Excerpted text:
________________
Thus, as many of the traditional programs are developed under the assumption that the data is relatively clean they employ a method that is best in those situations, where as the more modern programs use the alternative method as it is safer in the modern world where the data is often messy.
How to switch between the different types of multiple response computations
In most programs it is possible to get the program to change the way that it computes the percentages on multiple response questions. In programs that use the respondent-based method the trick is to filter the table so that it only contains respondents that selected one or more options. In programs that use the table-based method the trick is to not tell the program that it is a multiple response question.
Using the summary report to guide data cleaning
At a minimum, the summary report should be reviewed to check that the results make sense, which essentially involves comparing results with things that are already known about the population being studied (this is discussed in detail in Checking Representativeness), and that they are plausible (e.g., if a respondent claims to have 99 mobile phones then this suggests that there is a problem.
More thorough data cleaning involves checking that the two-way relationships between variables are sensible. For example, if checking data on firm profitability, it is useful to eview the profitability per number of employees, as it may make sense for a firm to contribute 10 million dollars of profit to an industry, but it is less likely if the firm has 1 employee. This is done by creating Crosstabs. Typically, this is done as a part of the main data analysis rather than as a separate stage of data preparation.
________________
Dataset content:
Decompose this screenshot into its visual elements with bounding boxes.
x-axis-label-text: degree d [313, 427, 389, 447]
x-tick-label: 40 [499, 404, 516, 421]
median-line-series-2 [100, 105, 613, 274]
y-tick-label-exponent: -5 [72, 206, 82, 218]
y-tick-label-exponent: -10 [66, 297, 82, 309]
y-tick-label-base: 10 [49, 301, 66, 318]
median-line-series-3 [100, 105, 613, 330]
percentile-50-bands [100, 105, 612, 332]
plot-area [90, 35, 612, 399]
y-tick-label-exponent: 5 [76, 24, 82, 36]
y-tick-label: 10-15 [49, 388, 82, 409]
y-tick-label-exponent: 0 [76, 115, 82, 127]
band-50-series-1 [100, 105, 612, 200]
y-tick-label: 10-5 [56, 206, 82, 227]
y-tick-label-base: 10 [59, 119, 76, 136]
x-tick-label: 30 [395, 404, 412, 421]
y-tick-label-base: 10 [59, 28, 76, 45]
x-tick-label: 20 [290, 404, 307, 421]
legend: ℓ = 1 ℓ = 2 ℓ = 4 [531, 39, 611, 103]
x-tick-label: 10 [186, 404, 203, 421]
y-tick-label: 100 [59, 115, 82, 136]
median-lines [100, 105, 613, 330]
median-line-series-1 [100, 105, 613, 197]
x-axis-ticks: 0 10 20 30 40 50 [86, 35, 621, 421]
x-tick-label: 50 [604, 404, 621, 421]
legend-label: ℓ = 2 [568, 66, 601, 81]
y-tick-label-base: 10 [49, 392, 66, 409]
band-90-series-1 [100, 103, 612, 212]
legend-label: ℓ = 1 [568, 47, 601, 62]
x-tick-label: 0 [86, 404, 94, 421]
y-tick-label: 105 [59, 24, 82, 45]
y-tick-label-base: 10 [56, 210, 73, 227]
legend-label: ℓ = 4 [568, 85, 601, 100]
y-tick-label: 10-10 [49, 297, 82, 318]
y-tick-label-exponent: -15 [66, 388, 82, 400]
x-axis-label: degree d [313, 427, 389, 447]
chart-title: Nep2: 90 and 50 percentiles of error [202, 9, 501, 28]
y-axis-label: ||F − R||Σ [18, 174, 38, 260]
________________
Explore the material:
A. Copy the part of the survey data cleaning passage that begins with the words containing "How to switch" and ends with "multiple response question.".
B. Pick up the survey data cleaning passage after its last sentence and continue writing it.

Answer set:
A.
How to switch between the different types of multiple response computations
In most programs it is possible to get the program to change the way that it computes the percentages on multiple response questions. In programs that use the respondent-based method the trick is to filter the table so that it only contains respondents that selected one or more options. In programs that use the table-based method the trick is to not tell the program that it is a multiple response question.

B.
The hard part of data cleaning is deciding what to do with “dirty” data. Consider as an example a data file that indicates that the person goes to the beach 99 times a month in summer. The options are to:
- Determine that the problem is that the metadata is incorrect. For example, it may be that a value of 99 does not represent the number of trips to the beach instead indicates that they person the person did said "don't know". See Correcting Metadata.
- Delete the incorrect value, replacing -99 with a special code indicating the data is invalid. This results in missing values and then there is often a need to use special analysis tools that can address the missing data. See Missing Values.
- Change the value (e.g., replacing 99 with 9). See Recoding Variables.
- Change the value to multiple values and assign probabilities to the different values. Although this can be the most appropriate thing to do, it is extraordinarily unusual for something like this to occur in a real-world commercial study and as such this approach, which is known as multiple imputation, is discussed no further.
- Delete the entire record of data that is dirty, which involves making the assumption that this one error indicates all their data is wrong. See Deleting Respondents.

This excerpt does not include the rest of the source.